## [THE TASK]
Go through the listing below and list every line with "anni".
* Begin *
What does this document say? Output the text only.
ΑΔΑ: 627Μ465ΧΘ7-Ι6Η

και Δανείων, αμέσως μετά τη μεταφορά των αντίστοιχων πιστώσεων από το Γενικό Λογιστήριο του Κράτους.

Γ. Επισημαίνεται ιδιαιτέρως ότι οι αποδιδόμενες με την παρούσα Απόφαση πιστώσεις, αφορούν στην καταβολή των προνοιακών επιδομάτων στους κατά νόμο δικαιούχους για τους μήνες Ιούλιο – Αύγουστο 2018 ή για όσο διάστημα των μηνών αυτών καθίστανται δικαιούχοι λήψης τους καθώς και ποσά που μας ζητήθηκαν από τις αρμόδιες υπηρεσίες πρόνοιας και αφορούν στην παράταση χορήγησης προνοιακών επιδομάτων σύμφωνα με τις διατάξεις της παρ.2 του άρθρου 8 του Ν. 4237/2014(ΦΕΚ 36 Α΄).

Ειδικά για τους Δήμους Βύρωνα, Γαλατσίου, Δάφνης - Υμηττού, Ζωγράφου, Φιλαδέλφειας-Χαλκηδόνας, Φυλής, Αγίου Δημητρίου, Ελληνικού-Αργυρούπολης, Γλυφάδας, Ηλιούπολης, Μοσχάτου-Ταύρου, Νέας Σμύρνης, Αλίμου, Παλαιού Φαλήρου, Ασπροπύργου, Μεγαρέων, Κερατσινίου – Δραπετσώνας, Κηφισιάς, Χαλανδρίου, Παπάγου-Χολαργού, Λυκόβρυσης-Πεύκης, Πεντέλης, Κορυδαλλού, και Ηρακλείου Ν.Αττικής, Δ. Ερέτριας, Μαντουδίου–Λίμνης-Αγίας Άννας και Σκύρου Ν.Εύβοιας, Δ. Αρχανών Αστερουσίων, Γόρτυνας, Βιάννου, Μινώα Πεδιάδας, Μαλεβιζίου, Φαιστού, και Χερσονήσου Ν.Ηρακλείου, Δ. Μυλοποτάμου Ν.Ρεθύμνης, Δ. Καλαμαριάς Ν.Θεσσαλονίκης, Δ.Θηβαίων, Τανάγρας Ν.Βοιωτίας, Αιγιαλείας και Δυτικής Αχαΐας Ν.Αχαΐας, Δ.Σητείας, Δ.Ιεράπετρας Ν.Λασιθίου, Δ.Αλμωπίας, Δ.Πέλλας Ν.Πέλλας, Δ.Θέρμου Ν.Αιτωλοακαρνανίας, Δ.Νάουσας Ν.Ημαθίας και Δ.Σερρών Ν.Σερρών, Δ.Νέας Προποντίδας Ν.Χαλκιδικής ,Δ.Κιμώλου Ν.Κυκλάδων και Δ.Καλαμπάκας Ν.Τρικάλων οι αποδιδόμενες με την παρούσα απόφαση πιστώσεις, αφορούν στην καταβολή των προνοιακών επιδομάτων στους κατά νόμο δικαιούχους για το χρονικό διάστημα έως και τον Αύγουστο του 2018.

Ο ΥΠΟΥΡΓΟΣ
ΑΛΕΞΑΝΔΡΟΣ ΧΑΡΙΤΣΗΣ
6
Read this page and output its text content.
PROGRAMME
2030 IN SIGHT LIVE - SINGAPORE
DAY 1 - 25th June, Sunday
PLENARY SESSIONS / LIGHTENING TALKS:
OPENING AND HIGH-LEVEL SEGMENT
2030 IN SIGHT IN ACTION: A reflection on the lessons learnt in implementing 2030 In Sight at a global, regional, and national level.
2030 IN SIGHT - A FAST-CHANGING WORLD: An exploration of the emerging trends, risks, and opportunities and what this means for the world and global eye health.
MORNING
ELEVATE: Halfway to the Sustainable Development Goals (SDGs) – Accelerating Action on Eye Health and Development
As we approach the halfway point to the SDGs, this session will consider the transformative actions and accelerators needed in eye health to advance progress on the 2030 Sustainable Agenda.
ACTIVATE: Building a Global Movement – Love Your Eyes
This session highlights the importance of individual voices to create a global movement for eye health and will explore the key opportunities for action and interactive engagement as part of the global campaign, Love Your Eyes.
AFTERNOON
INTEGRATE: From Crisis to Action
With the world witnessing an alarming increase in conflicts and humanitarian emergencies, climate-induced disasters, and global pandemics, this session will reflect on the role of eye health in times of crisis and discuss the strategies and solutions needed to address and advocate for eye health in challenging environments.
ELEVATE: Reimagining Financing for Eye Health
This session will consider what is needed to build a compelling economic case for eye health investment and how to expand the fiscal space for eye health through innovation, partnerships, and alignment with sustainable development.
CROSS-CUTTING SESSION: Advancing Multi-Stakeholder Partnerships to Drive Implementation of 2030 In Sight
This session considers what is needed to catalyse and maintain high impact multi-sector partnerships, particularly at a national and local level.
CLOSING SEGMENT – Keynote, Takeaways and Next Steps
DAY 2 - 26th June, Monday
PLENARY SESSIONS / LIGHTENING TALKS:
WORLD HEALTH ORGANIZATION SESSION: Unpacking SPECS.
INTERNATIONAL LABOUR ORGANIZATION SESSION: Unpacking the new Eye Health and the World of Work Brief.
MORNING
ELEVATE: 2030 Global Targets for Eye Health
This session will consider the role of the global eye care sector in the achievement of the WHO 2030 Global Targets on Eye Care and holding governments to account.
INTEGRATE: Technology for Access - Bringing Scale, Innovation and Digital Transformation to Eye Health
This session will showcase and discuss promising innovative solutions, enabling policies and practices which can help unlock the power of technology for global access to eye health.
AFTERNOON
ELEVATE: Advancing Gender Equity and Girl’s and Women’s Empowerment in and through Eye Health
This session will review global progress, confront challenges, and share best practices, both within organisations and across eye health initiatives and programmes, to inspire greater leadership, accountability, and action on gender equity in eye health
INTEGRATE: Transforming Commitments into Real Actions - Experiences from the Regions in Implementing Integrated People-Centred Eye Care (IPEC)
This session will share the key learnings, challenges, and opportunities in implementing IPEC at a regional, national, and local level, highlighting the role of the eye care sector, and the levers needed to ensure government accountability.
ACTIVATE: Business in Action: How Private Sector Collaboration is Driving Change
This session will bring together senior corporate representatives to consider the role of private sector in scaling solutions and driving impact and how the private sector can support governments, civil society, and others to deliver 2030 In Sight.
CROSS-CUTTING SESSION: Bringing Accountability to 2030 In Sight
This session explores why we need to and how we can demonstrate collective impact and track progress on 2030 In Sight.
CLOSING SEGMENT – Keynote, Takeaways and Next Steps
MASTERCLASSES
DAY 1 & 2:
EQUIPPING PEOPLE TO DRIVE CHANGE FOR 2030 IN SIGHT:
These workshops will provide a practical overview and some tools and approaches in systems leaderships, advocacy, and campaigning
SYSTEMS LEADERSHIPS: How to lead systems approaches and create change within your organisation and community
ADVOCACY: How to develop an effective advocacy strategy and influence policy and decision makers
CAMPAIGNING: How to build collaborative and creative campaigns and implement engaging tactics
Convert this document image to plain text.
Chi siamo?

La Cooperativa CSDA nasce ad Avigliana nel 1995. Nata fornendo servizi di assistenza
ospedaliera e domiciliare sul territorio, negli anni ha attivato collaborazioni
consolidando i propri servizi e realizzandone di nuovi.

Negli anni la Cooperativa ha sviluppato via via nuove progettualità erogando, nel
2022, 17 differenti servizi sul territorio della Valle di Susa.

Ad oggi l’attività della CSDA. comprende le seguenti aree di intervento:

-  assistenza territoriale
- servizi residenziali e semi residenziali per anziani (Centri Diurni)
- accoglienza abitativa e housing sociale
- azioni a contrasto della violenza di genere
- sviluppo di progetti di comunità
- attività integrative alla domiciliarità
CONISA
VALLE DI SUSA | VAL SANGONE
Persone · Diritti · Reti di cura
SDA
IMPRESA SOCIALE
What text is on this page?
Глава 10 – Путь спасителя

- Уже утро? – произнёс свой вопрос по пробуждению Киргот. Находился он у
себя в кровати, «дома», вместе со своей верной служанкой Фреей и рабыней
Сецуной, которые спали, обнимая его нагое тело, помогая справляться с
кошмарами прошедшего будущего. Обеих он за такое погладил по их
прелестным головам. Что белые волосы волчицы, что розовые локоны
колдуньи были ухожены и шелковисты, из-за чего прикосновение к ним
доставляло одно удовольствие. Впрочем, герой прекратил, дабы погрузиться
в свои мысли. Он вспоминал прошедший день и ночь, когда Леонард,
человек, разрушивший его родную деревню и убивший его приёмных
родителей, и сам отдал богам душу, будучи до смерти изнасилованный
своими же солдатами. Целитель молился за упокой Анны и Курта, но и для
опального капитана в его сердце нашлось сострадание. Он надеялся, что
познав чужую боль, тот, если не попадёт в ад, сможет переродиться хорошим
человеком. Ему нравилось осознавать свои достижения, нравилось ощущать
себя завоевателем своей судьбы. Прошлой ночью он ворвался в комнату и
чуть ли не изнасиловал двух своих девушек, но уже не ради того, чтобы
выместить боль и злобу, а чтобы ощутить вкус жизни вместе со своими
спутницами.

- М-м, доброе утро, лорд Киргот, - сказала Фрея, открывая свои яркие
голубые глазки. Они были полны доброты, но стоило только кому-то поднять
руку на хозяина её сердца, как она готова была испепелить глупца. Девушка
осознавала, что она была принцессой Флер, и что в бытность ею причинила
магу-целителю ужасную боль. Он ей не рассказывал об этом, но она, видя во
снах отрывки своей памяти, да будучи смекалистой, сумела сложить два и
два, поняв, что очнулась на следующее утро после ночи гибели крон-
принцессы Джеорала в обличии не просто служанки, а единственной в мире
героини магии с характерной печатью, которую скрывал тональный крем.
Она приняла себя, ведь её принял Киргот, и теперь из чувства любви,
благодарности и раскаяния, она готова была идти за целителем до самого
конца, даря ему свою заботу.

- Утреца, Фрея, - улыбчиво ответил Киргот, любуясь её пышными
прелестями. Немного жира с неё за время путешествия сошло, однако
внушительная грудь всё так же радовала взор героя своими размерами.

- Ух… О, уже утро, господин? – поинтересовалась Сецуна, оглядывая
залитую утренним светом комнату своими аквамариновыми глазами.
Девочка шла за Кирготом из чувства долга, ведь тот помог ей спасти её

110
* End *
## [WORKED SOLUTION]
ospedaliera e domiciliare sul territorio, negli anni ha attivato collaborazioni
Negli anni la Cooperativa ha sviluppato via via nuove progettualità erogando, nel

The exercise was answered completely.